SUPPLIED PASSAGE
▼▼▼
In 2014-15, the courts were really constraining hearing time, but they are not doing that to the same extent. The number of hearings has gone up. The more hearings you have in a case, the more resource it takes. The more resource it takes, the greater the backlog will be. There is a whole range of things that contribute to the case lengthening, but it is important to note that this situation is very variable across the country. The percentage of cases that can be completed in 26 weeks varies from court area to court area, but in all these things the general approach is that delay is a form of rationing. If we are making more demands on resources than we can deliver, we will get delay.

Dr Julie Doughty: For some reason, and I do not know the background, there is a serious shortage of judges at present. Although it sounds a little counterintuitive, the less judge time you have and the fewer judges you have, the less management there will be. Things become less efficient and that just builds in more and more delays. Occasionally I have heard that there are attempts to bring in more part-time judges to try to fill the spaces, but then that means that our most senior barristers are not available, so there just are not enough people to go around at that level in order to deal with the current caseload, it seems.
▲▲▲
DATA SHOWN
▼▼▼
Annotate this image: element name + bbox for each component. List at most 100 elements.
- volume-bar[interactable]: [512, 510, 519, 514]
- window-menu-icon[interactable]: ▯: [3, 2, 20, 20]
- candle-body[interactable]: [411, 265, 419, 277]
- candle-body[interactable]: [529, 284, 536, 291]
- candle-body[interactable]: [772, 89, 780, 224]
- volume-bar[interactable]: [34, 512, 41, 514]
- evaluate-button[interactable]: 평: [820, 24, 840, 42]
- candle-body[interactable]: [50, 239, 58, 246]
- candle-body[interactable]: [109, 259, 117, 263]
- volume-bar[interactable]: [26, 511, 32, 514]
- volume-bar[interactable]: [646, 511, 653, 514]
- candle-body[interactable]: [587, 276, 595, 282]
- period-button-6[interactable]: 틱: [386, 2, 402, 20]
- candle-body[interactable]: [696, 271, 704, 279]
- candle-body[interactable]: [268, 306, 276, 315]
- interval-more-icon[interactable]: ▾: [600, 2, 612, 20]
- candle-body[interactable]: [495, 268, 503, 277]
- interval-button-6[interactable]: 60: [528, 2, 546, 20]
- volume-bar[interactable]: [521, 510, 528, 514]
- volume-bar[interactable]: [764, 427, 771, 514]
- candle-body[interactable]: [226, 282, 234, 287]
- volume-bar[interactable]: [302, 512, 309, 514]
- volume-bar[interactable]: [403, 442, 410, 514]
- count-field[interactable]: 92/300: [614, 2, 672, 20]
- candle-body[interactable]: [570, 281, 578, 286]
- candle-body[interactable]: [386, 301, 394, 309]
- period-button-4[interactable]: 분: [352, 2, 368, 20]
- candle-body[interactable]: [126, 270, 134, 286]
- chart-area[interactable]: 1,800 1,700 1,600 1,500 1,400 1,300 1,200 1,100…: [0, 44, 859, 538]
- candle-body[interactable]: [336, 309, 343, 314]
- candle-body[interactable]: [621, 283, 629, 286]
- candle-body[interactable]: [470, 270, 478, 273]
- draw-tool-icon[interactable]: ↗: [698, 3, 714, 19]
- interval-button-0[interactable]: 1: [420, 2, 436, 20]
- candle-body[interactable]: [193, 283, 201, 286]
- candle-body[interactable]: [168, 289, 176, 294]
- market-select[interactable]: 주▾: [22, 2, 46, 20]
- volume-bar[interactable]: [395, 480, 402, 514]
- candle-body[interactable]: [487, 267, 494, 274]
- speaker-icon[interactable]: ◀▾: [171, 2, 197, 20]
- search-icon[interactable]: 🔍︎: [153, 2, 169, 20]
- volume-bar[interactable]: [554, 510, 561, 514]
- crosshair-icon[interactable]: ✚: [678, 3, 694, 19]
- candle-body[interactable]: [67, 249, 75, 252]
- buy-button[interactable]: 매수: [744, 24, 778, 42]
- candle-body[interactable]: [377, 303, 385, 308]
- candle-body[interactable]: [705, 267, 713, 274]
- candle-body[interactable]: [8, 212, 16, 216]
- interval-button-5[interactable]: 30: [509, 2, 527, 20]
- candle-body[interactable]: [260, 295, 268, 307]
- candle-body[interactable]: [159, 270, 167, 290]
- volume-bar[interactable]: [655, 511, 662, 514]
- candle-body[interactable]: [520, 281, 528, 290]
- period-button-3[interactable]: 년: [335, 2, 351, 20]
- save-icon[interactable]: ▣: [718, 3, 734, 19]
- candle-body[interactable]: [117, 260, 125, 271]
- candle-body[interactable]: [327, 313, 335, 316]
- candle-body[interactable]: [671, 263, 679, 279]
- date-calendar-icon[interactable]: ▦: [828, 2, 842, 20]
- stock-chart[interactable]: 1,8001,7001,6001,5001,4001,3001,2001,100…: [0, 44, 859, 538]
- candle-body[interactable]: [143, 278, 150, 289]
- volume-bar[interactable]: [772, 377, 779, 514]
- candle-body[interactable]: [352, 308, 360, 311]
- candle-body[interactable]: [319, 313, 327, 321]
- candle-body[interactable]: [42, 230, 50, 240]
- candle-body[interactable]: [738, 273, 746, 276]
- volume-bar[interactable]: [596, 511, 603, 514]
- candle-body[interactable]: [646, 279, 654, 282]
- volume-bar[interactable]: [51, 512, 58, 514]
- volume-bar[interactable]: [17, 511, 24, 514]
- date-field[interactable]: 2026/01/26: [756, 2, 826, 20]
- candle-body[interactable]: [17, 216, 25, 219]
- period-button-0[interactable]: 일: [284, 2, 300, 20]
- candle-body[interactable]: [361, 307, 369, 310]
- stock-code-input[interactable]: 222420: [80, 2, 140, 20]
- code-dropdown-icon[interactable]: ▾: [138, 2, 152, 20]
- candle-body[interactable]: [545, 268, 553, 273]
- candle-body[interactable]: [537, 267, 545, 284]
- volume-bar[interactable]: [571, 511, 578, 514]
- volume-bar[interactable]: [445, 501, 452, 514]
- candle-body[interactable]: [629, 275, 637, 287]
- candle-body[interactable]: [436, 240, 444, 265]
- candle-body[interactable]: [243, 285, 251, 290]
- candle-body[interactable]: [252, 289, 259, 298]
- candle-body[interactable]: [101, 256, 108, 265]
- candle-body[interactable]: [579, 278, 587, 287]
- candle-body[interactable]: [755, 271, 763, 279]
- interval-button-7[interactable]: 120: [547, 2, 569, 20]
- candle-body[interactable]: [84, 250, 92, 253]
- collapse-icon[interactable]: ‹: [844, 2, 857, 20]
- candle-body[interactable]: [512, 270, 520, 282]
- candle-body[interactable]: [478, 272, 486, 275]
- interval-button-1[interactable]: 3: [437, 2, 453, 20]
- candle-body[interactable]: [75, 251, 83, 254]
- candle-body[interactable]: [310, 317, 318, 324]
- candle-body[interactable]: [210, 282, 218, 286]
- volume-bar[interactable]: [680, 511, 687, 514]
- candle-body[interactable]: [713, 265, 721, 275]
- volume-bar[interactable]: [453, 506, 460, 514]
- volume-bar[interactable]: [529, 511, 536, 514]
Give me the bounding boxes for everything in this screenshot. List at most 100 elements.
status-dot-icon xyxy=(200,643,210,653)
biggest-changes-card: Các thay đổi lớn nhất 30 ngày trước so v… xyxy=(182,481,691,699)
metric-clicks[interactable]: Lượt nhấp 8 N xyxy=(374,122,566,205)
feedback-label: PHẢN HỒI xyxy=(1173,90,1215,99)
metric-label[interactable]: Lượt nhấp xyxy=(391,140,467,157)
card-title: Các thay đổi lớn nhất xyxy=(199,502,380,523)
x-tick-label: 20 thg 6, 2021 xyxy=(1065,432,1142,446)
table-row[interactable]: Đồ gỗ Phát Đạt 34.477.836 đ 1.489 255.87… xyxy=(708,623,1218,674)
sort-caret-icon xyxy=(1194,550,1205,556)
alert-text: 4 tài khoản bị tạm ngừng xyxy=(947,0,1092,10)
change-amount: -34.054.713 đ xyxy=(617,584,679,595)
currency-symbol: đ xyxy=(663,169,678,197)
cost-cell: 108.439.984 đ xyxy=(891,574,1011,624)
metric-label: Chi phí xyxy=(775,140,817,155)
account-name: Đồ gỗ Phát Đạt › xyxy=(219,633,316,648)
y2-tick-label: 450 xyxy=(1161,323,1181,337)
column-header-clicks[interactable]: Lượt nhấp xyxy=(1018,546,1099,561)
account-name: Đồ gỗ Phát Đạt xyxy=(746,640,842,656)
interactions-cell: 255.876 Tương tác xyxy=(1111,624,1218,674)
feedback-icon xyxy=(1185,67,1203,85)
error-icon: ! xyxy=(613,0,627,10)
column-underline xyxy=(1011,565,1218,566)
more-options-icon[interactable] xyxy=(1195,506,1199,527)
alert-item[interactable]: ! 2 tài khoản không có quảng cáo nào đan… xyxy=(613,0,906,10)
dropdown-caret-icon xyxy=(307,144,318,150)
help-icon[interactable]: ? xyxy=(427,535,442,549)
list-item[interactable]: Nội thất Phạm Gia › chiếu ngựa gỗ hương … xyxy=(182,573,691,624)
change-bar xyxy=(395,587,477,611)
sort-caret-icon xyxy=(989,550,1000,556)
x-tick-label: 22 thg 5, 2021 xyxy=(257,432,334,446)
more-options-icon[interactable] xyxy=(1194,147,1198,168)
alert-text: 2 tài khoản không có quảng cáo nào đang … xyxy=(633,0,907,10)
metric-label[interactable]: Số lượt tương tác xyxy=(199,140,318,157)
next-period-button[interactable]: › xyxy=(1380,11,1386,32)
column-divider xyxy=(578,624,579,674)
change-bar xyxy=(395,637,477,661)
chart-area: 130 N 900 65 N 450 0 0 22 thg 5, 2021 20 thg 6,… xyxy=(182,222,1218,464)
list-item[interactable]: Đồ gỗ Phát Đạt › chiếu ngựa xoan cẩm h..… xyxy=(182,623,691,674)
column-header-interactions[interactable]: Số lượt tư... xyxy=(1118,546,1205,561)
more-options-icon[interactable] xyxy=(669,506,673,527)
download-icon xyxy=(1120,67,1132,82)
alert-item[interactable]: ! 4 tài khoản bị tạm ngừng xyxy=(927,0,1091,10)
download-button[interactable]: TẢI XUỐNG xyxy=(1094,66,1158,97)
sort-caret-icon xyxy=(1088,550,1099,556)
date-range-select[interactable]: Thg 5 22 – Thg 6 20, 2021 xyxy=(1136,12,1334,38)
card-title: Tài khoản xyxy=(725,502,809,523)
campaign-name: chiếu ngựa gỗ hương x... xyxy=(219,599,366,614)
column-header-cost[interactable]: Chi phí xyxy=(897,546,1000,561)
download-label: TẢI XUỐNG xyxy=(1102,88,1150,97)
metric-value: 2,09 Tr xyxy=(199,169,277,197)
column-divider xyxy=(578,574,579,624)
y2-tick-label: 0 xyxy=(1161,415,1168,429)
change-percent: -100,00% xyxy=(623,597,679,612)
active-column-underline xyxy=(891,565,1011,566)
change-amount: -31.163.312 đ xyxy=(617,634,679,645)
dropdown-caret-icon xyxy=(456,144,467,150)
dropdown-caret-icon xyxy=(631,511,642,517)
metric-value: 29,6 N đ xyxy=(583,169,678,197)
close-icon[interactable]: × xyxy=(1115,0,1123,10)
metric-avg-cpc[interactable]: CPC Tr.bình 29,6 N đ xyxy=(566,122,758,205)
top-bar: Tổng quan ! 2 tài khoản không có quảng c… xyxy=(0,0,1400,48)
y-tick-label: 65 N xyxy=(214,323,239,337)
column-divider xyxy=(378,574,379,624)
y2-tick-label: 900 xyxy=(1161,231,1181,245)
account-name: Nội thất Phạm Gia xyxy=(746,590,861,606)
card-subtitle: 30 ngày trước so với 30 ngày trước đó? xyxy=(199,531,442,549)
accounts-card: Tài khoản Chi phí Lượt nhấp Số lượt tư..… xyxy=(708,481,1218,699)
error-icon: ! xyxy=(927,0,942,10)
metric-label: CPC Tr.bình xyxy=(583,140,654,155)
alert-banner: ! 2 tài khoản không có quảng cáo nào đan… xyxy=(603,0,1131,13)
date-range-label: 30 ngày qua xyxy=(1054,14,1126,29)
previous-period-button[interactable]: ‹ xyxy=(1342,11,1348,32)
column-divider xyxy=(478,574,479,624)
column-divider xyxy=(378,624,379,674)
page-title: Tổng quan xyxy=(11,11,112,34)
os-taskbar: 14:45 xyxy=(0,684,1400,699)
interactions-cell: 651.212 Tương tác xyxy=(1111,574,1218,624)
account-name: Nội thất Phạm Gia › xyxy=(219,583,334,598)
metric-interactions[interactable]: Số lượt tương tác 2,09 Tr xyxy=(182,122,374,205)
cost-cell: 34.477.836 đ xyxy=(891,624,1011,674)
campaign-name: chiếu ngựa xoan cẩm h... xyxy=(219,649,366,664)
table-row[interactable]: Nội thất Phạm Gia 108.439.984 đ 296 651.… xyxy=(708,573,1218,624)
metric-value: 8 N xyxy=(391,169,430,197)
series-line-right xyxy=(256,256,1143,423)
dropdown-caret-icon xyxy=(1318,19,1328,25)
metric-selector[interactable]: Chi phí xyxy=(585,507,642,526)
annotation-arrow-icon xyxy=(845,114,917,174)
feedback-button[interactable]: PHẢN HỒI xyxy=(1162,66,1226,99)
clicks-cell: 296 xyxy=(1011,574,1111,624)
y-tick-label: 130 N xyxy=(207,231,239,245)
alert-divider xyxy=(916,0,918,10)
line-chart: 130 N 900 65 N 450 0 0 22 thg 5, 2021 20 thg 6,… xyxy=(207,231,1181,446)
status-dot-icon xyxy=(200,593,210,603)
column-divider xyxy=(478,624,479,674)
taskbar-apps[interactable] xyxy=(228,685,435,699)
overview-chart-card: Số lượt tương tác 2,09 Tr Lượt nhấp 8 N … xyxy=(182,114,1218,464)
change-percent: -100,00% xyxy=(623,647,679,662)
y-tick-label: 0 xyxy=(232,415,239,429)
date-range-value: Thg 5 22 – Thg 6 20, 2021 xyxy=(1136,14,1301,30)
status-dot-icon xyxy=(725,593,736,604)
▲▲▲
TASK BRIEF
Reproduce the portion of the testimony on court delays starting at "Dr Julie Doughty: For" and ending at "caseload, it seems.". The records are separate material and have no connection to the testimony on court delays.

ANSWER SECTION
Dr Julie Doughty: For some reason, and I do not know the background, there is a serious shortage of judges at present. Although it sounds a little counterintuitive, the less judge time you have and the fewer judges you have, the less management there will be. Things become less efficient and that just builds in more and more delays. Occasionally I have heard that there are attempts to bring in more part-time judges to try to fill the spaces, but then that means that our most senior barristers are not available, so there just are not enough people to go around at that level in order to deal with the current caseload, it seems.